--- BEGIN Dataset extract ---

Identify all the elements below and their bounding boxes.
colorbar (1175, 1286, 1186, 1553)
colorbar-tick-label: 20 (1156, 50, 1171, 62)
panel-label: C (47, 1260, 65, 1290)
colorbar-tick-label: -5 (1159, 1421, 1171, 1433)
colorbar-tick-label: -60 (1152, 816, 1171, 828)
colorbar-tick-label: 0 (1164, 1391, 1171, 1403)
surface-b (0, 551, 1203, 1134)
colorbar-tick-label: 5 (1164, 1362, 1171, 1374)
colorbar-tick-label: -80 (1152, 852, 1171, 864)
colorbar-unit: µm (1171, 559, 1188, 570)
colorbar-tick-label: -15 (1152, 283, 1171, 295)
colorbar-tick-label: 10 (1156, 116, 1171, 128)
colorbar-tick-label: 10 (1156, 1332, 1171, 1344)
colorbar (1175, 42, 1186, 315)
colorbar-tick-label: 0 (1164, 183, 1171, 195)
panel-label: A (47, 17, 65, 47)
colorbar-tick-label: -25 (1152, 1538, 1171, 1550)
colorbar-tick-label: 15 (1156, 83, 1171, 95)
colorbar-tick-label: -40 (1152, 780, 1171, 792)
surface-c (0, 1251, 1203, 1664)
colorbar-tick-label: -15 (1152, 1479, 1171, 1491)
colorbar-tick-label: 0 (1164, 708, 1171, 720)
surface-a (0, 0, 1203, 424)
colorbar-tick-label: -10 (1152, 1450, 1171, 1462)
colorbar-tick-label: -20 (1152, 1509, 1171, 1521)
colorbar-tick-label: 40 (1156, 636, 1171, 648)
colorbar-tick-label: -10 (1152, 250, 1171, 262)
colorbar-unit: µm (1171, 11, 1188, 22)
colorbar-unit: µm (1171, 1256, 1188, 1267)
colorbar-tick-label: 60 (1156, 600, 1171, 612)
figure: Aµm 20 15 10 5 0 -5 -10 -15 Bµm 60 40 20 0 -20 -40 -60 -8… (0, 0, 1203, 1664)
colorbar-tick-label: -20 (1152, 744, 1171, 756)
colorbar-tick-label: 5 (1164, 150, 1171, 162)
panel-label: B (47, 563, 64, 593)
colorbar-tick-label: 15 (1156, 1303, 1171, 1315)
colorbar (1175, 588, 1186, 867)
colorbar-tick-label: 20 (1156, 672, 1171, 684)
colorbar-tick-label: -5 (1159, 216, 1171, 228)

--- END Dataset extract ---

(Prompt): Copy the lines above verbatim, from the first line through the line containing "colorbar-tick-label: -60 (1152, 816, 1171, 828)", including that line.

(Result of the task):
Identify all the elements below and their bounding boxes.
colorbar (1175, 1286, 1186, 1553)
colorbar-tick-label: 20 (1156, 50, 1171, 62)
panel-label: C (47, 1260, 65, 1290)
colorbar-tick-label: -5 (1159, 1421, 1171, 1433)
colorbar-tick-label: -60 (1152, 816, 1171, 828)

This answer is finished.